Collected data entries

········

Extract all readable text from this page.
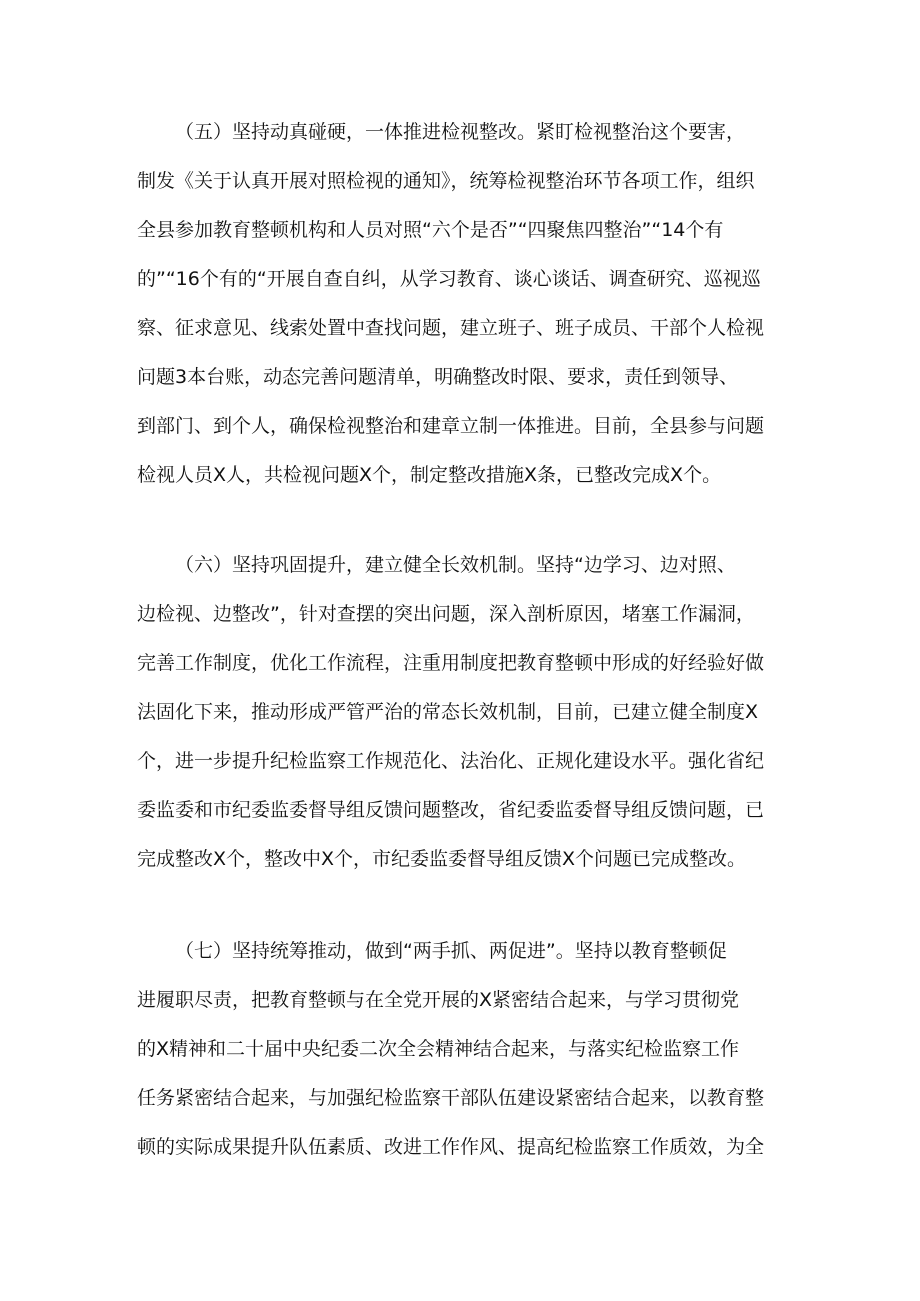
（五）坚持动真碰硬，一体推进检视整改。紧盯检视整治这个要害，
制发《关于认真开展对照检视的通知》，统筹检视整治环节各项工作，组织
全县参加教育整顿机构和人员对照“六个是否”“四聚焦四整治”“14个有
的”“16个有的“开展自查自纠，从学习教育、谈心谈话、调查研究、巡视巡
察、征求意见、线索处置中查找问题，建立班子、班子成员、干部个人检视
问题3本台账，动态完善问题清单，明确整改时限、要求，责任到领导、
到部门、到个人，确保检视整治和建章立制一体推进。目前，全县参与问题
检视人员X人，共检视问题X个，制定整改措施X条，已整改完成X个。
（六）坚持巩固提升，建立健全长效机制。坚持“边学习、边对照、
边检视、边整改”，针对查摆的突出问题，深入剖析原因，堵塞工作漏洞，
完善工作制度，优化工作流程，注重用制度把教育整顿中形成的好经验好做
法固化下来，推动形成严管严治的常态长效机制，目前，已建立健全制度X
个，进一步提升纪检监察工作规范化、法治化、正规化建设水平。强化省纪
委监委和市纪委监委督导组反馈问题整改，省纪委监委督导组反馈问题，已
完成整改X个，整改中X个，市纪委监委督导组反馈X个问题已完成整改。
（七）坚持统筹推动，做到“两手抓、两促进”。坚持以教育整顿促
进履职尽责，把教育整顿与在全党开展的X紧密结合起来，与学习贯彻党
的X精神和二十届中央纪委二次全会精神结合起来，与落实纪检监察工作
任务紧密结合起来，与加强纪检监察干部队伍建设紧密结合起来，以教育整
顿的实际成果提升队伍素质、改进工作作风、提高纪检监察工作质效，为全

········

Omit the pictures and give the material again, exactly and in full.

*Completed task:*
Extract all readable text from this page.
（五）坚持动真碰硬，一体推进检视整改。紧盯检视整治这个要害，
制发《关于认真开展对照检视的通知》，统筹检视整治环节各项工作，组织
全县参加教育整顿机构和人员对照“六个是否”“四聚焦四整治”“14个有
的”“16个有的“开展自查自纠，从学习教育、谈心谈话、调查研究、巡视巡
察、征求意见、线索处置中查找问题，建立班子、班子成员、干部个人检视
问题3本台账，动态完善问题清单，明确整改时限、要求，责任到领导、
到部门、到个人，确保检视整治和建章立制一体推进。目前，全县参与问题
检视人员X人，共检视问题X个，制定整改措施X条，已整改完成X个。
（六）坚持巩固提升，建立健全长效机制。坚持“边学习、边对照、
边检视、边整改”，针对查摆的突出问题，深入剖析原因，堵塞工作漏洞，
完善工作制度，优化工作流程，注重用制度把教育整顿中形成的好经验好做
法固化下来，推动形成严管严治的常态长效机制，目前，已建立健全制度X
个，进一步提升纪检监察工作规范化、法治化、正规化建设水平。强化省纪
委监委和市纪委监委督导组反馈问题整改，省纪委监委督导组反馈问题，已
完成整改X个，整改中X个，市纪委监委督导组反馈X个问题已完成整改。
（七）坚持统筹推动，做到“两手抓、两促进”。坚持以教育整顿促
进履职尽责，把教育整顿与在全党开展的X紧密结合起来，与学习贯彻党
的X精神和二十届中央纪委二次全会精神结合起来，与落实纪检监察工作
任务紧密结合起来，与加强纪检监察干部队伍建设紧密结合起来，以教育整
顿的实际成果提升队伍素质、改进工作作风、提高纪检监察工作质效，为全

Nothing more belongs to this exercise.